▶ **Task details**: Copy out all the lines where "grid" shows up.

[Begin]

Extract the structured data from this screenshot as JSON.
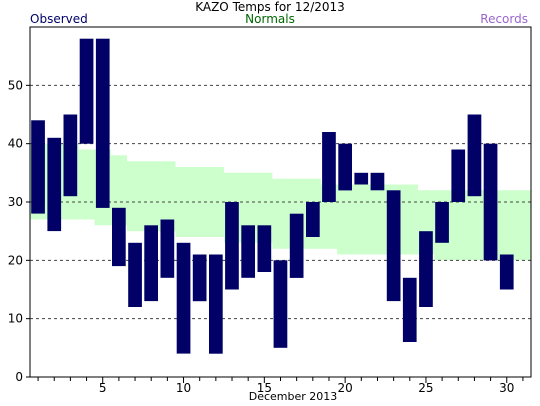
{
  "chart_data": {
    "type": "bar",
    "title": "KAZO Temps for  12/2013",
    "xlabel": "December 2013",
    "ylabel": "",
    "ylim": [
      0,
      60
    ],
    "xlim": [
      0.5,
      31.5
    ],
    "yticks": [
      0,
      10,
      20,
      30,
      40,
      50
    ],
    "xticks": [
      5,
      10,
      15,
      20,
      25,
      30
    ],
    "grid": "horizontal dashed",
    "legend": {
      "placement": "top",
      "entries": [
        {
          "label": "Observed",
          "color": "#000066"
        },
        {
          "label": "Normals",
          "color": "#006600"
        },
        {
          "label": "Records",
          "color": "#9966cc"
        }
      ]
    },
    "colors": {
      "observed_bar": "#000066",
      "normals_band": "#ccffcc",
      "grid": "#444444"
    },
    "normals": {
      "days": [
        1,
        2,
        3,
        4,
        5,
        6,
        7,
        8,
        9,
        10,
        11,
        12,
        13,
        14,
        15,
        16,
        17,
        18,
        19,
        20,
        21,
        22,
        23,
        24,
        25,
        26,
        27,
        28,
        29,
        30,
        31
      ],
      "high": [
        40,
        40,
        40,
        39,
        39,
        38,
        37,
        37,
        37,
        36,
        36,
        36,
        35,
        35,
        35,
        34,
        34,
        34,
        33,
        33,
        33,
        33,
        33,
        33,
        32,
        32,
        32,
        32,
        32,
        32,
        32
      ],
      "low": [
        27,
        27,
        27,
        27,
        26,
        26,
        25,
        25,
        25,
        24,
        24,
        24,
        23,
        23,
        23,
        22,
        22,
        22,
        22,
        21,
        21,
        21,
        21,
        21,
        21,
        20,
        20,
        20,
        20,
        20,
        20
      ]
    },
    "observed": {
      "days": [
        1,
        2,
        3,
        4,
        5,
        6,
        7,
        8,
        9,
        10,
        11,
        12,
        13,
        14,
        15,
        16,
        17,
        18,
        19,
        20,
        21,
        22,
        23,
        24,
        25,
        26,
        27,
        28,
        29,
        30
      ],
      "high": [
        44,
        41,
        45,
        58,
        58,
        29,
        23,
        26,
        27,
        23,
        21,
        21,
        30,
        26,
        26,
        20,
        28,
        30,
        42,
        40,
        35,
        35,
        32,
        17,
        25,
        30,
        39,
        45,
        40,
        21
      ],
      "low": [
        28,
        25,
        31,
        40,
        29,
        19,
        12,
        13,
        17,
        4,
        13,
        4,
        15,
        17,
        18,
        5,
        17,
        24,
        30,
        32,
        33,
        32,
        13,
        6,
        12,
        23,
        30,
        31,
        20,
        15
      ]
    }
  }
}
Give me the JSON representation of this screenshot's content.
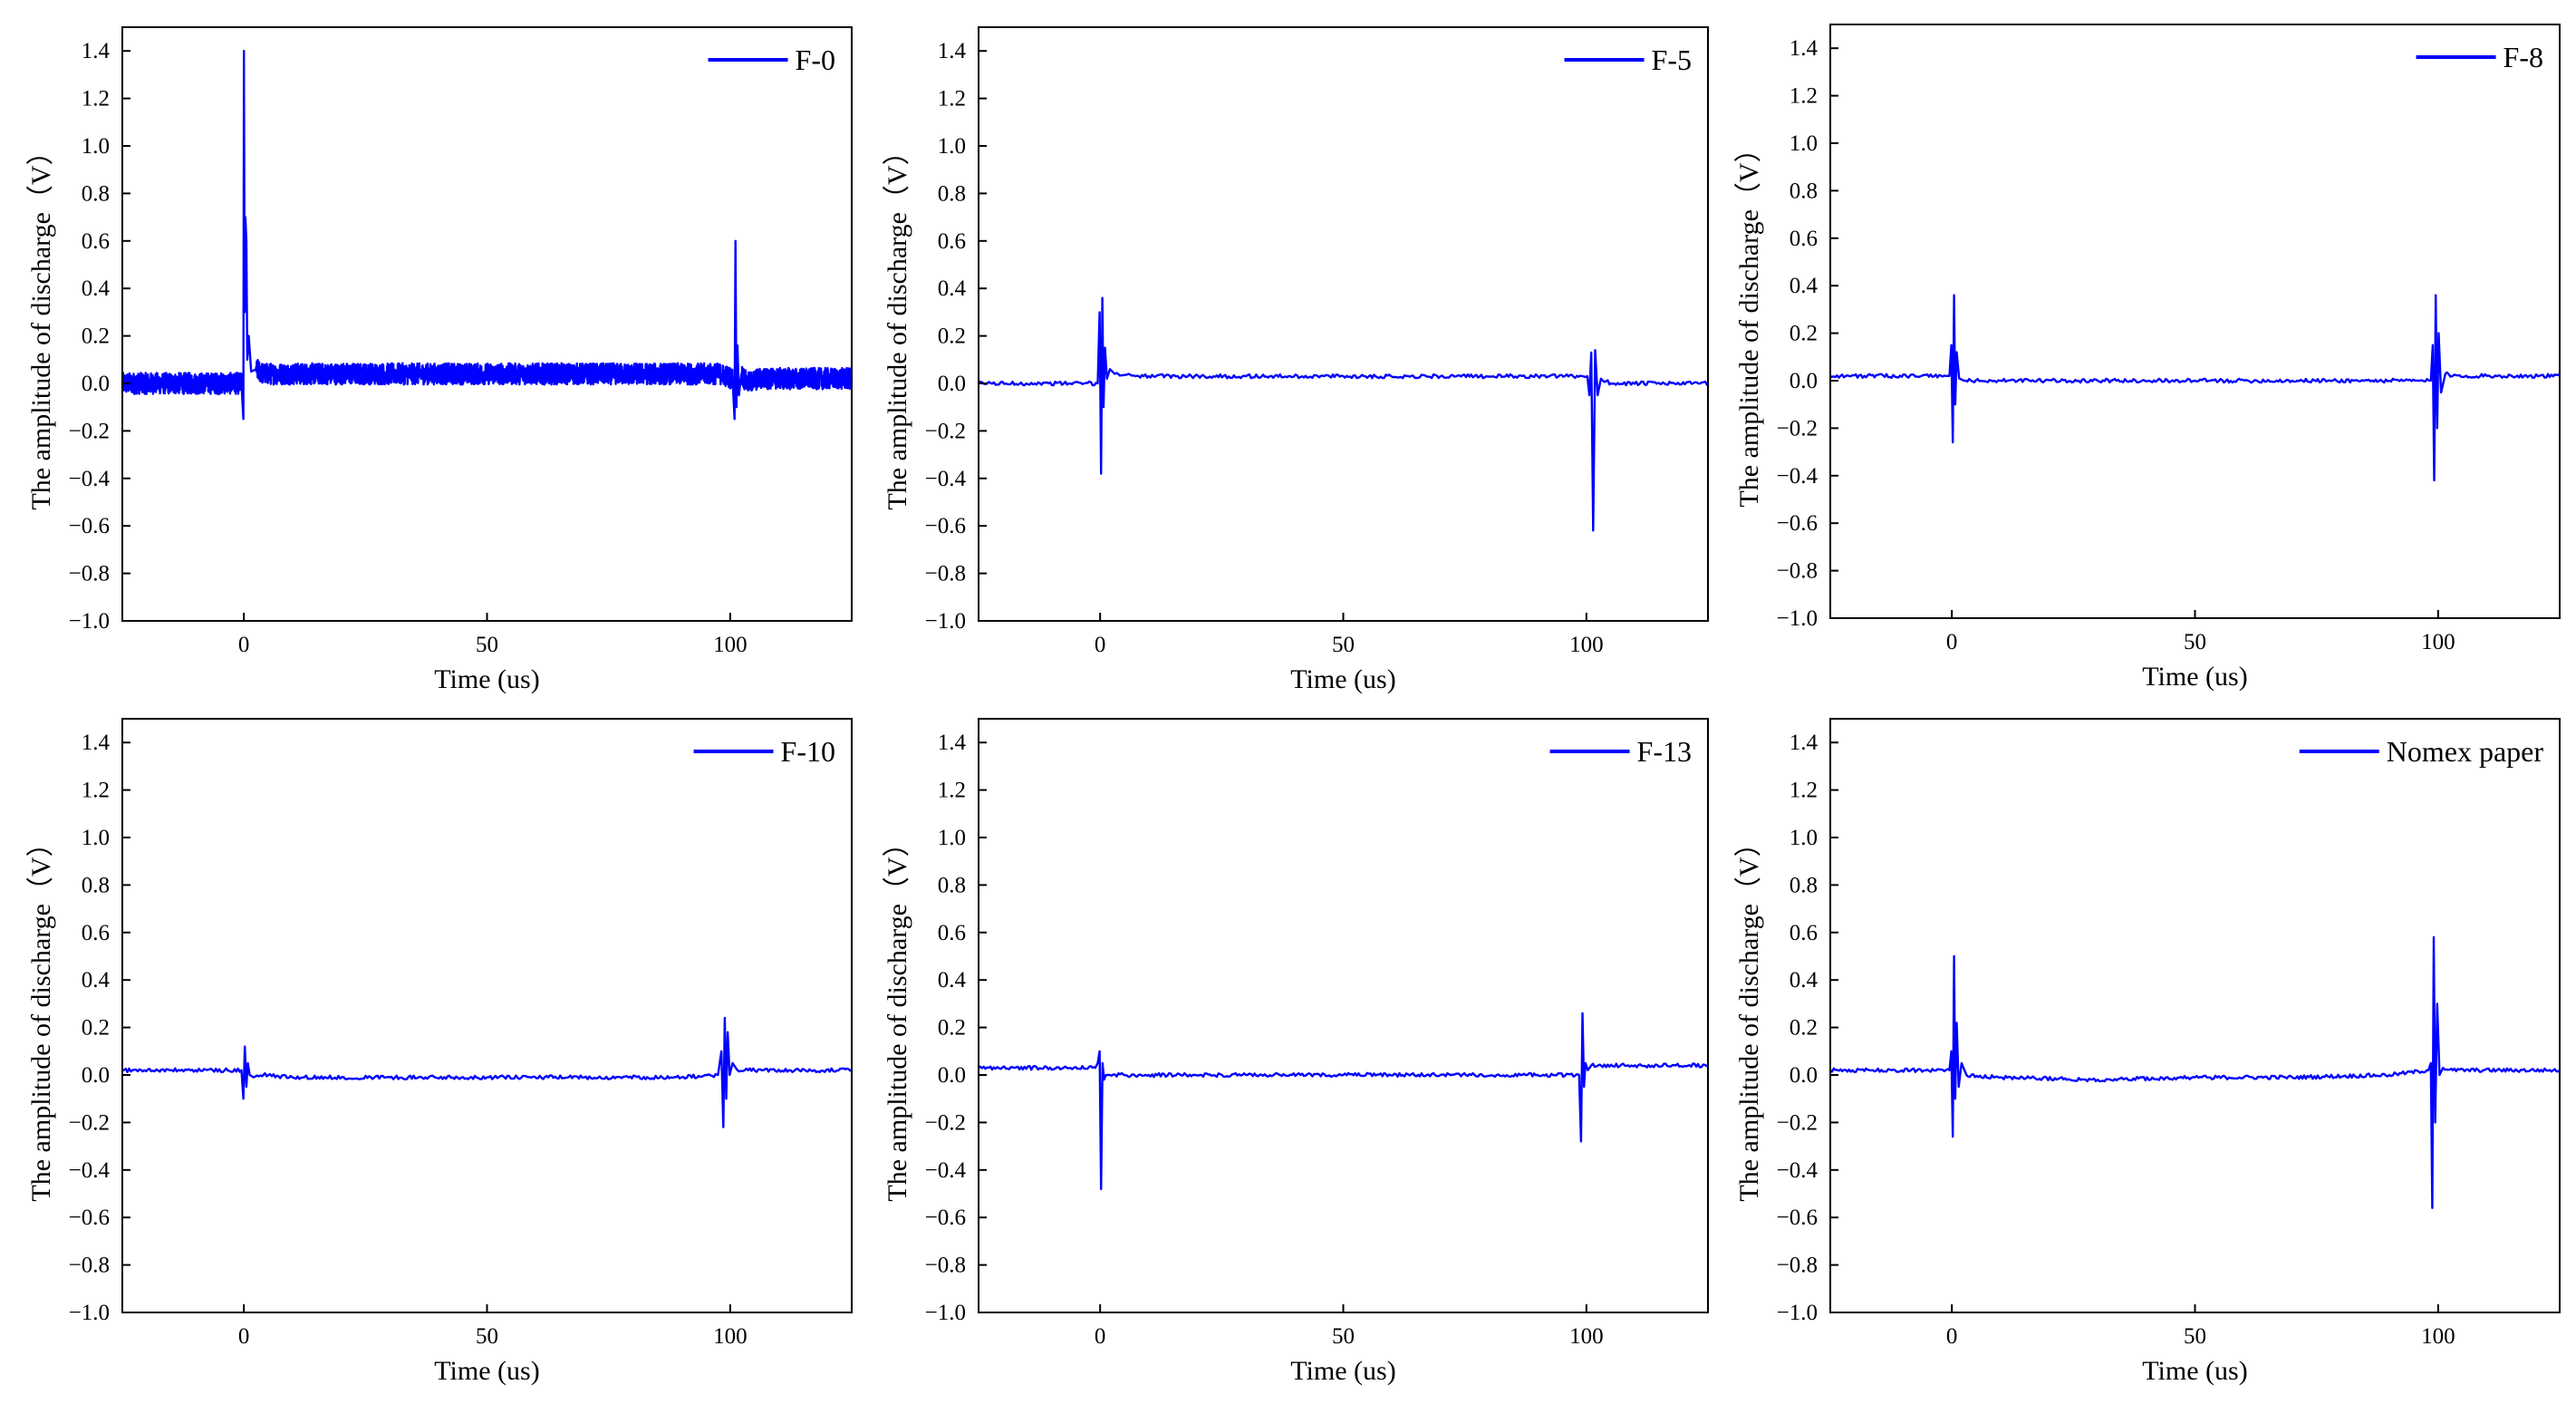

[End]

▶ **Output for this task**:
    "grid": "horizontal dashed",
      "grid": "#444444"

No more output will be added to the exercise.